_SOURCE DOCUMENT:_
*** Block opens ***

Structural and Operational Reliability
Meeting regulatory performance specification standards requires that your boards are both structurally and operationally reliable.
PCB structural reliability is the ability of a circuit board to maintain its physical form throughout its operational lifecycle, provided it is not subjected to forces that exceed the boundaries of its range of structural endurance.
PCB operational reliability is the ability of a circuit board’s electrical circuitry to consistently function as developed over its operational lifecycle.
Although they are different attributes, structural and operational reliability are not exclusive. In fact, a board’s operational reliability is dependent on its structural reliability. For example, board deformation or cracks will likely alter trace parameters, which will impact signal and/or power integrity. Breakage could sever surface routes, signal layers, or ground planes, resulting in erratic behavior or no functionality at all. Thermal and electrical stresses can be similarly debilitating for board operation. Therefore, it is imperative to know the limitations of your board during development to ensure that it will not be subjected to stresses that will likely cause it to fail in the field. The best way to achieve this is by using PCB stress test analysis.
Ensure PCB Reliability With Stress Test Analysis
The scientific method, which extols the virtues of physical measurement or experimentation, is the basis for all good testing processes. This is true for PCB stress testing as well. For mechanical testing, this remains the preferred means of evaluating a board’s propensity to endure physical force stresses. Many contract manufacturers (CMs) can perform these types of tests on individual boards or through in-circuit testing such as flying probe testing. This fixture-based testing increases the wait time and cost for boards; however, high failure rates in the field will be much more expensive.
In contrast to mechanical stress testing, it is advantageous to know your board’s thermal characteristics prior to manufacturing. This enables you to make the best material selections and layout your board for the best thermal distribution. Both of these will aid your board build.

*** Block closes ***

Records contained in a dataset

*** Block opens ***

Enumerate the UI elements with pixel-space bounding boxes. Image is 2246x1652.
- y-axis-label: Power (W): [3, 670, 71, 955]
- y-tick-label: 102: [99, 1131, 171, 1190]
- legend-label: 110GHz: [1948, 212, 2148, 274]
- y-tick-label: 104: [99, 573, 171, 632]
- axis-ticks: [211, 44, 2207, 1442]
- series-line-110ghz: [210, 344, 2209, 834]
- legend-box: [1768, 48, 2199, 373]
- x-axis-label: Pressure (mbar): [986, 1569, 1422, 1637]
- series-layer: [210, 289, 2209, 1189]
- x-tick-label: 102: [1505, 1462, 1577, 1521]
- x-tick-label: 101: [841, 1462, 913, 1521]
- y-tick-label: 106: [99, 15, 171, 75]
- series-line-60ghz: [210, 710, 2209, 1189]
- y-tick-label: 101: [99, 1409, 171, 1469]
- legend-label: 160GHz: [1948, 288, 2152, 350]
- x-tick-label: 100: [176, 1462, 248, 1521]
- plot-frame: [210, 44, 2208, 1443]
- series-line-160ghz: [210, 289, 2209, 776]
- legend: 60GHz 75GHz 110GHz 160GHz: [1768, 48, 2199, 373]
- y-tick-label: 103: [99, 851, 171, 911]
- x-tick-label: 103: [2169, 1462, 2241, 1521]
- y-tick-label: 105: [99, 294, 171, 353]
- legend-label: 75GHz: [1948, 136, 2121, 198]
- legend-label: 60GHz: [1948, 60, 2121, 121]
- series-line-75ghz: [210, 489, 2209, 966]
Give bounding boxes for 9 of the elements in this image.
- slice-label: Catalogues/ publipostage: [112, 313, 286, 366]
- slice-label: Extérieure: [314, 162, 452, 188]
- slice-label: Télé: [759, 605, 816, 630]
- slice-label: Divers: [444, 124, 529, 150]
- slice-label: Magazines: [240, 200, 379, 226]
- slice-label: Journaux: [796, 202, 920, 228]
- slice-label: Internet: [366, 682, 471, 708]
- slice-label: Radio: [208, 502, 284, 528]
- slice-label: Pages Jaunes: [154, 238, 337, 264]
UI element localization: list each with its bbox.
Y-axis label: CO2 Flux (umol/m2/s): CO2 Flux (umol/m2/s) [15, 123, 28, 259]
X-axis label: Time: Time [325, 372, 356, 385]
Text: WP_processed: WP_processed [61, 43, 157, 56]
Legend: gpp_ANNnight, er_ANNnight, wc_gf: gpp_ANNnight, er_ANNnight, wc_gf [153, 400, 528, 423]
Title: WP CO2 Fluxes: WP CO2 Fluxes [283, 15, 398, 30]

*** Block closes ***

_QUESTIONS TO ANSWER:_
1 > Decide whether each statement agrees with the passage on PCB reliability, answering yes or no and quoting the words that decide it: (a) A board's operational reliability depends on its structural reliability. (b) Fixture-based testing lowers the wait time and cost for boards. (c) Knowing a board's thermal characteristics before manufacturing helps with material selection.
2 > Write a continuation of the passage on PCB reliability, picking up after its final sentence.

_ANSWERS TO EACH TASK:_
1 >
(a) Yes: "a board’s operational reliability is dependent on its structural reliability."
(b) No: "This fixture-based testing increases the wait time and cost for boards"
(c) Yes: "This enables you to make the best material selections"

2 >
During assembly, your board is subjected to high temperatures for significant periods. These temperatures can be as high as 250°C for lead-free soldering. Additionally, it is necessary for the solder to distribute throughout the area for good solder joint connection quality.
Electrical stress testing, which is the determination of the range of electrical parameter variation that your components and traces can endure, should be done during design as well. In fact, these determinations should be major factors in component selection and routing your layout. For operational reliability, thermal and electrical stress are interdependent. Excessive heat can impact the operation of components, and some components themselves generate heat.
Stress Testing With PCB Design Software
Performing thermal and electrical testing can and should be done during design; however, it does require that your PCB design software is capable of performing these functions. Simulations to evaluate your board’s thermal and electrical stress capabilities are easily performed with Cadence’s suite of PCB design and analysis tools.
PSpice’s advanced SMOKE analysis determines component power dissipation, maximum current limits, secondary breakdown limits, junction temperatures, and breakdown voltage across device terminals. This information is pivotal when considering device reliability, especially with thermal or electrical testing.